=== LISTED ENTRIES ===

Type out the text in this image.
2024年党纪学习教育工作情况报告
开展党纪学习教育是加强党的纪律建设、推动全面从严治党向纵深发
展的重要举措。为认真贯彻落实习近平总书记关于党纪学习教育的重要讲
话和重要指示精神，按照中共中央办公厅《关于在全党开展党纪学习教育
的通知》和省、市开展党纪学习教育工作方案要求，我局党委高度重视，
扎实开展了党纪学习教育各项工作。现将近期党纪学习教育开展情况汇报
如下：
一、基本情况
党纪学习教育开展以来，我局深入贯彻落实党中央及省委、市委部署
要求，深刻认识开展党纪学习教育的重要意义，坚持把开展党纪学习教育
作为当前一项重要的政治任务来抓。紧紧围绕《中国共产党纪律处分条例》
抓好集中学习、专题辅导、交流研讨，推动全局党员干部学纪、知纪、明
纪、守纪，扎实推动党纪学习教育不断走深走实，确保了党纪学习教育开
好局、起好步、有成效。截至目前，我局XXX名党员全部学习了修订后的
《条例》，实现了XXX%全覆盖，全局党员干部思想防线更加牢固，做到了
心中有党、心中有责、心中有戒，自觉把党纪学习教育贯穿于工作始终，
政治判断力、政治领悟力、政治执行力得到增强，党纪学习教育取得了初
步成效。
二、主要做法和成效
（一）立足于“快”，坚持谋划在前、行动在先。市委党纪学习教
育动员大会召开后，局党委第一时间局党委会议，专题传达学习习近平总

===

→ PROBLEM DETAILS:
Extract the full listing and reproduce each line exactly.

→ EXERCISE OUTPUT:
Type out the text in this image.
2024年党纪学习教育工作情况报告
开展党纪学习教育是加强党的纪律建设、推动全面从严治党向纵深发
展的重要举措。为认真贯彻落实习近平总书记关于党纪学习教育的重要讲
话和重要指示精神，按照中共中央办公厅《关于在全党开展党纪学习教育
的通知》和省、市开展党纪学习教育工作方案要求，我局党委高度重视，
扎实开展了党纪学习教育各项工作。现将近期党纪学习教育开展情况汇报
如下：
一、基本情况
党纪学习教育开展以来，我局深入贯彻落实党中央及省委、市委部署
要求，深刻认识开展党纪学习教育的重要意义，坚持把开展党纪学习教育
作为当前一项重要的政治任务来抓。紧紧围绕《中国共产党纪律处分条例》
抓好集中学习、专题辅导、交流研讨，推动全局党员干部学纪、知纪、明
纪、守纪，扎实推动党纪学习教育不断走深走实，确保了党纪学习教育开
好局、起好步、有成效。截至目前，我局XXX名党员全部学习了修订后的
《条例》，实现了XXX%全覆盖，全局党员干部思想防线更加牢固，做到了
心中有党、心中有责、心中有戒，自觉把党纪学习教育贯穿于工作始终，
政治判断力、政治领悟力、政治执行力得到增强，党纪学习教育取得了初
步成效。
二、主要做法和成效
（一）立足于“快”，坚持谋划在前、行动在先。市委党纪学习教
育动员大会召开后，局党委第一时间局党委会议，专题传达学习习近平总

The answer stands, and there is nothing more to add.